_Task requirements:_
Gather, from the listing beneath this task, every line holding the string "Систему".

_Record extracts:_

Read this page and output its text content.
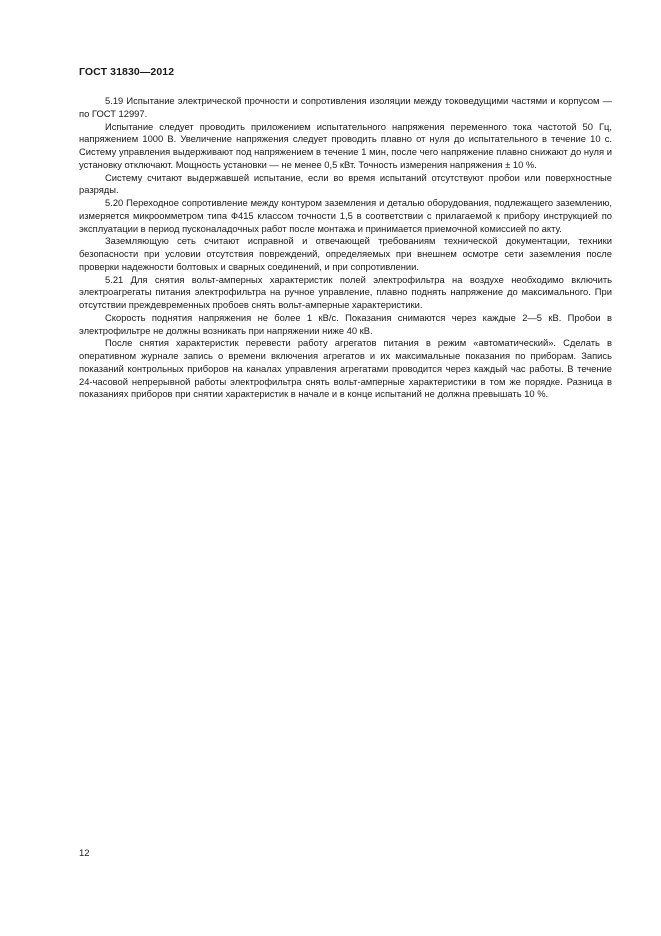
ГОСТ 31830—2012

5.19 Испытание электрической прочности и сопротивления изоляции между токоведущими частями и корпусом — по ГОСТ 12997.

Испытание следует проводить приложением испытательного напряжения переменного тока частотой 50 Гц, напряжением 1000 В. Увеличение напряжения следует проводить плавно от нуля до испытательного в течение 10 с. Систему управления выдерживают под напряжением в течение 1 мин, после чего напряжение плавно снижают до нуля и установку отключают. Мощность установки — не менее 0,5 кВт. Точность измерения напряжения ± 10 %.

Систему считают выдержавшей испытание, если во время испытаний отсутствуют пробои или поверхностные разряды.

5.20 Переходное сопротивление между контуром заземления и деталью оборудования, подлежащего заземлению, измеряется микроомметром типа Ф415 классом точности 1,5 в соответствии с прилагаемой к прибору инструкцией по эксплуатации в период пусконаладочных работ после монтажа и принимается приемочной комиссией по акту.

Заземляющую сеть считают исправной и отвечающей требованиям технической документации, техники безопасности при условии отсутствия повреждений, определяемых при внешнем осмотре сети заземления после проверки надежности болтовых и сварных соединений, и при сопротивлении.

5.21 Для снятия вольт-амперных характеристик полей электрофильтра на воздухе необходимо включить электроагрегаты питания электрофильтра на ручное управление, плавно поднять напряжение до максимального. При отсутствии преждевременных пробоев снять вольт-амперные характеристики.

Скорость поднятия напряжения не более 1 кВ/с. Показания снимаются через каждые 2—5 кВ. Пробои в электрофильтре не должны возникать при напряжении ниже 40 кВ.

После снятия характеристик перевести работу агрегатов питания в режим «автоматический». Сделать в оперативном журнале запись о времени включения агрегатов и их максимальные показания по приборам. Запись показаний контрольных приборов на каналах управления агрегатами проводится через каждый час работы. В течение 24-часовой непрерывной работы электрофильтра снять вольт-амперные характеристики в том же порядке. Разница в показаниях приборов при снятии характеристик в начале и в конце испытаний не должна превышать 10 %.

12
--
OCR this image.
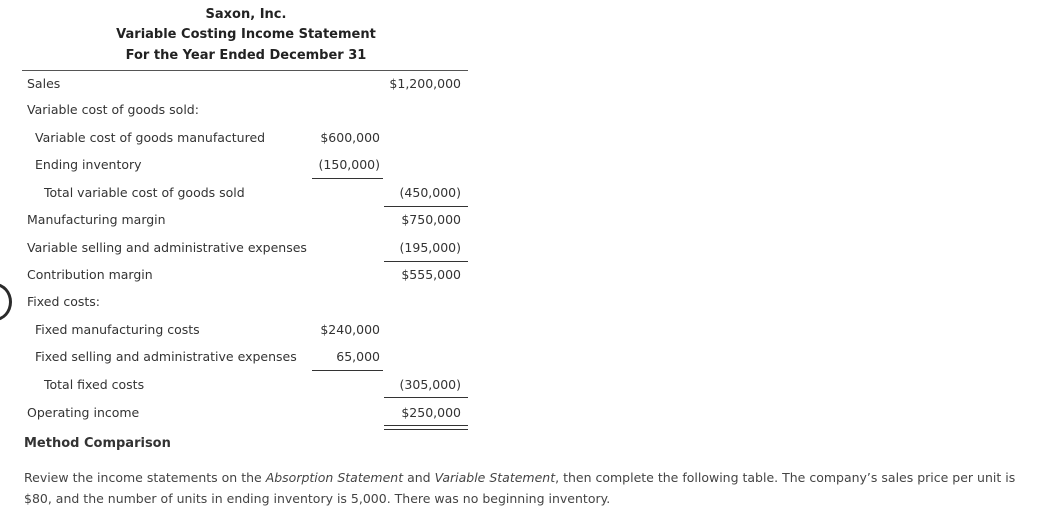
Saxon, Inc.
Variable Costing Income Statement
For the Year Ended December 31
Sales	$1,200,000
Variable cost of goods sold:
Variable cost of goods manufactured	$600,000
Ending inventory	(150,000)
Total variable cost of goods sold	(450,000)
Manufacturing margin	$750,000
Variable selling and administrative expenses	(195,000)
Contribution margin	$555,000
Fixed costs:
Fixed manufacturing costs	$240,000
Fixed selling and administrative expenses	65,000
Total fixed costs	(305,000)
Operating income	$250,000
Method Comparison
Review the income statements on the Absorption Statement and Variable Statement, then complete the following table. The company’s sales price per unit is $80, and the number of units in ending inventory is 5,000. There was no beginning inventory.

_Problem solution:_
Испытание следует проводить приложением испытательного напряжения переменного тока частотой 50 Гц, напряжением 1000 В. Увеличение напряжения следует проводить плавно от нуля до испытательного в течение 10 с. Систему управления выдерживают под напряжением в течение 1 мин, после чего напряжение плавно снижают до нуля и установку отключают. Мощность установки — не менее 0,5 кВт. Точность измерения напряжения ± 10 %.
Систему считают выдержавшей испытание, если во время испытаний отсутствуют пробои или поверхностные разряды.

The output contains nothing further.